Osh

In a Unix shell, you can run a series of commands, connecting the output of one command with the input to the next command using pipes. The information passed from one command to the next is normally organized into lines of text. Tools such as awk and sed are designed to extract and transform information from these lines. It would be much simpler if the data passed between commands was organized into objects. Osh is based on this idea. Osh is implemented in Python, so much of osh will be familiar if you already know Python.

Osh is not a shell. It is an executable implementing a language that supports the composition of commands through piping. The objects piped from one command to the next can be Python primitives (numbers, lists, maps, etc.), other useful types such as dates/times, or database rows; or represent various OS resources such as files, directories, and processes. Conversions between objects and strings simplify integration with the Unix environment. The commands included with osh manipulate objects, access databases, and execute commands remotely, including parallel execution on nodes in a cluster. In a single osh invocation, all commands run in a single process. Multithreading is used only when executing commands on a cluster.

Items listed in a dataset:

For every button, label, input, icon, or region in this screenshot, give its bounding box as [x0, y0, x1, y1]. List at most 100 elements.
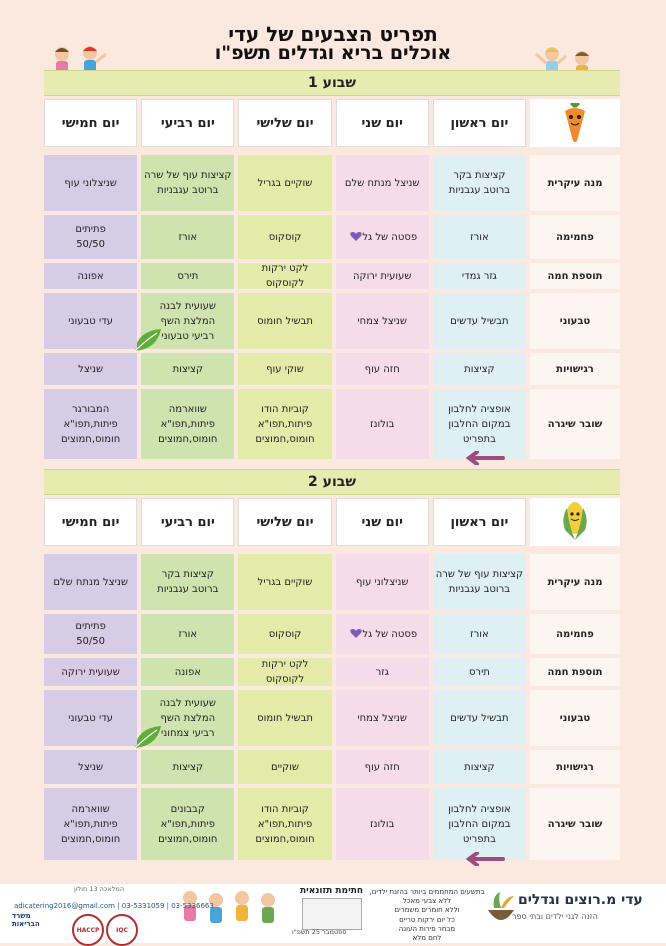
- week-1-label: שבוע 1: [308, 75, 356, 91]
- menu-cell: קציצות: [141, 750, 235, 784]
- menu-cell: קציצות: [432, 353, 526, 385]
- menu-item-text: אפונה: [77, 270, 104, 282]
- menu-item-text: שניצל: [78, 761, 104, 773]
- menu-item-text: קציצות: [172, 761, 204, 773]
- menu-cell: גזר גמדי: [432, 263, 526, 289]
- menu-item-text: שניצל צמחי: [357, 315, 408, 327]
- meal-category-label: פחמימה: [530, 215, 620, 259]
- menu-cell: קציצות עוף של שרה ברוטב עגבניות: [432, 554, 526, 610]
- menu-item-text: שוקיים בגריל: [257, 177, 313, 189]
- meal-category-label: טבעוני: [530, 690, 620, 746]
- menu-cell: שניצלוני עוף: [44, 155, 138, 211]
- menu-cell: פתיתים 50/50: [44, 215, 138, 259]
- menu-cell: שוקיים בגריל: [238, 554, 332, 610]
- day-header: יום שלישי: [238, 498, 332, 546]
- menu-cell: אורז: [432, 215, 526, 259]
- signature-stamp: [302, 898, 362, 930]
- menu-item-text: תבשיל חומוס: [257, 315, 313, 327]
- haccp-badge: HACCP: [72, 914, 104, 946]
- meal-category-label: תוספת חמה: [530, 263, 620, 289]
- heart-icon: [347, 230, 363, 245]
- menu-cell: פתיתים 50/50: [44, 614, 138, 654]
- corn-icon: [530, 498, 620, 546]
- menu-item-text: אפונה: [174, 666, 201, 678]
- menu-item-text: שניצלוני עוף: [64, 177, 117, 189]
- menu-item-text: קציצות: [464, 363, 495, 375]
- day-header: יום שלישי: [238, 99, 332, 147]
- menu-cell: אופציה לחלבון במקום החלבון בתפריט: [432, 788, 526, 866]
- menu-cell: חזה עוף: [335, 750, 429, 784]
- menu-item-text: תירס: [177, 270, 199, 282]
- menu-item-text: תבשיל עדשים: [450, 712, 509, 724]
- menu-cell: שניצל צמחי: [335, 293, 429, 349]
- menu-item-text: חזה עוף: [364, 363, 400, 375]
- menu-item-text: שעועית לבנה המלצת השף רביעי טבעוני: [159, 300, 216, 342]
- menu-cell: שווארמה פיתות,תפו"א חומוס,חמוצים: [141, 389, 235, 459]
- menu-item-text: קציצות עוף של שרה ברוטב עגבניות: [144, 170, 232, 196]
- menu-cell: המבורגר פיתות,תפו"א חומוס,חמוצים: [44, 389, 138, 459]
- menu-cell: תירס: [141, 263, 235, 289]
- menu-item-text: קציצות: [464, 761, 495, 773]
- menu-cell: שניצל: [44, 353, 138, 385]
- menu-item-text: פתיתים 50/50: [75, 621, 106, 647]
- footer-signature-title: חתימת תזונאית: [300, 886, 364, 896]
- menu-cell: קציצות בקר ברוטב עגבניות: [432, 155, 526, 211]
- menu-item-text: שניצלוני עוף: [355, 576, 409, 588]
- week-2-bar: שבוע 2: [44, 469, 620, 495]
- menu-cell: קוסקוס: [238, 614, 332, 654]
- menu-item-text: שעועית לבנה המלצת השף רביעי צמחוני: [159, 697, 216, 739]
- menu-item-text: קוביות הודו פיתות,תפו"א חומוס,חמוצים: [255, 803, 315, 845]
- menu-item-text: אורז: [178, 628, 198, 640]
- menu-cell: שווארמה פיתות,תפו"א חומוס,חמוצים: [44, 788, 138, 860]
- day-header: יום שני: [335, 99, 429, 147]
- week-1-table: יום ראשון יום שני יום שלישי יום רביעי יום חמ…: [44, 99, 620, 465]
- menu-cell: תבשיל עדשים: [432, 690, 526, 746]
- menu-cell: אורז: [141, 614, 235, 654]
- day-header: יום ראשון: [432, 498, 526, 546]
- menu-item-text: תבשיל עדשים: [450, 315, 509, 327]
- menu-cell: קציצות: [141, 353, 235, 385]
- menu-cell: שוקיים: [238, 750, 332, 784]
- menu-cell: גזר: [335, 658, 429, 686]
- menu-cell: שעועית ירוקה: [44, 658, 138, 686]
- menu-cell: עדי טבעוני: [44, 293, 138, 349]
- menu-cell: עדי טבעוני: [44, 690, 138, 746]
- menu-cell: שעועית ירוקה: [335, 263, 429, 289]
- menu-item-text: גזר גמדי: [461, 270, 497, 282]
- menu-cell: בולונז: [335, 389, 429, 459]
- menu-cell: שוקי עוף: [238, 353, 332, 385]
- menu-cell: תירס: [432, 658, 526, 686]
- day-header: יום שני: [335, 498, 429, 546]
- menu-item-text: קציצות בקר ברוטב עגבניות: [157, 569, 219, 595]
- menu-item-text: גזר: [375, 666, 389, 678]
- menu-cell: אפונה: [141, 658, 235, 686]
- ministry-of-health-logo: משרד הבריאות: [12, 912, 40, 928]
- menu-item-text: תבשיל חומוס: [257, 712, 313, 724]
- menu-item-text: קוסקוס: [268, 231, 302, 243]
- menu-cell: חזה עוף: [335, 353, 429, 385]
- menu-item-text: עדי טבעוני: [68, 315, 113, 327]
- menu-cell: קוסקוס: [238, 215, 332, 259]
- menu-item-text: בולונז: [370, 818, 395, 830]
- menu-cell: לקט ירקות לקוסקוס: [238, 263, 332, 289]
- footer-logo-tagline: הזנה לגני ילדים ובתי ספר: [512, 912, 598, 921]
- carrot-icon: [530, 99, 620, 147]
- menu-item-text: פסטה של גל: [362, 628, 418, 640]
- menu-item-text: קציצות בקר ברוטב עגבניות: [448, 170, 511, 196]
- menu-cell: שניצל צמחי: [335, 690, 429, 746]
- week-2-table: יום ראשון יום שני יום שלישי יום רביעי יום חמ…: [44, 498, 620, 866]
- menu-item-text: קבבונים פיתות,תפו"א חומוס,חמוצים: [158, 803, 218, 845]
- day-header: יום רביעי: [141, 99, 235, 147]
- menu-item-text: אורז: [470, 231, 489, 243]
- menu-item-text: שווארמה פיתות,תפו"א חומוס,חמוצים: [158, 403, 218, 445]
- footer-kids-illustration: [183, 891, 275, 923]
- day-header: יום ראשון: [432, 99, 526, 147]
- footer-contact: adicatering2016@gmail.com | 03-5331059 |…: [14, 902, 214, 910]
- menu-item-text: קציצות: [172, 363, 204, 375]
- menu-cell: אורז: [432, 614, 526, 654]
- meal-category-label: שובר שיגרה: [530, 788, 620, 860]
- footer-signature-date: ספטמבר 25 תשפ"ו: [292, 928, 347, 936]
- menu-item-text: שוקיים בגריל: [257, 576, 313, 588]
- menu-item-text: אופציה לחלבון במקום החלבון בתפריט: [448, 803, 511, 845]
- menu-item-text: קציצות עוף של שרה ברוטב עגבניות: [435, 569, 524, 595]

*WHAT TO WORK ON:*
**1)** Retype the Osh passage from "Osh is not a" to "on a cluster.".
**2)** Echo the lines in the records from the line with "- week-1-label: שבוע 1: [308, 75, 356, 91]" to the line with "- menu-item-text: חזה", including both of those lines.

*ANSWERS TO THE EXERCISE:*
**1)**
Osh is not a shell. It is an executable implementing a language that supports the composition of commands through piping. The objects piped from one command to the next can be Python primitives (numbers, lists, maps, etc.), other useful types such as dates/times, or database rows; or represent various OS resources such as files, directories, and processes. Conversions between objects and strings simplify integration with the Unix environment. The commands included with osh manipulate objects, access databases, and execute commands remotely, including parallel execution on nodes in a cluster. In a single osh invocation, all commands run in a single process. Multithreading is used only when executing commands on a cluster.

**2)**
- week-1-label: שבוע 1: [308, 75, 356, 91]
- menu-cell: קציצות: [141, 750, 235, 784]
- menu-cell: קציצות: [432, 353, 526, 385]
- menu-item-text: אפונה: [77, 270, 104, 282]
- menu-item-text: שניצל: [78, 761, 104, 773]
- menu-item-text: קציצות: [172, 761, 204, 773]
- menu-cell: גזר גמדי: [432, 263, 526, 289]
- menu-item-text: שניצל צמחי: [357, 315, 408, 327]
- meal-category-label: פחמימה: [530, 215, 620, 259]
- menu-cell: קציצות עוף של שרה ברוטב עגבניות: [432, 554, 526, 610]
- menu-item-text: שוקיים בגריל: [257, 177, 313, 189]
- meal-category-label: טבעוני: [530, 690, 620, 746]
- menu-cell: שניצלוני עוף: [44, 155, 138, 211]
- menu-cell: פתיתים 50/50: [44, 215, 138, 259]
- menu-cell: שוקיים בגריל: [238, 554, 332, 610]
- day-header: יום שלישי: [238, 498, 332, 546]
- menu-cell: אורז: [432, 215, 526, 259]
- signature-stamp: [302, 898, 362, 930]
- menu-item-text: תבשיל חומוס: [257, 315, 313, 327]
- haccp-badge: HACCP: [72, 914, 104, 946]
- meal-category-label: תוספת חמה: [530, 263, 620, 289]
- heart-icon: [347, 230, 363, 245]
- menu-cell: פתיתים 50/50: [44, 614, 138, 654]
- corn-icon: [530, 498, 620, 546]
- menu-item-text: אפונה: [174, 666, 201, 678]
- menu-item-text: שניצלוני עוף: [64, 177, 117, 189]
- menu-item-text: קציצות: [464, 363, 495, 375]
- day-header: יום שלישי: [238, 99, 332, 147]
- menu-cell: אופציה לחלבון במקום החלבון בתפריט: [432, 788, 526, 866]
- menu-cell: חזה עוף: [335, 750, 429, 784]
- menu-item-text: תירס: [177, 270, 199, 282]
- menu-item-text: תבשיל עדשים: [450, 712, 509, 724]
- menu-cell: שניצל צמחי: [335, 293, 429, 349]
- menu-item-text: חזה עוף: [364, 363, 400, 375]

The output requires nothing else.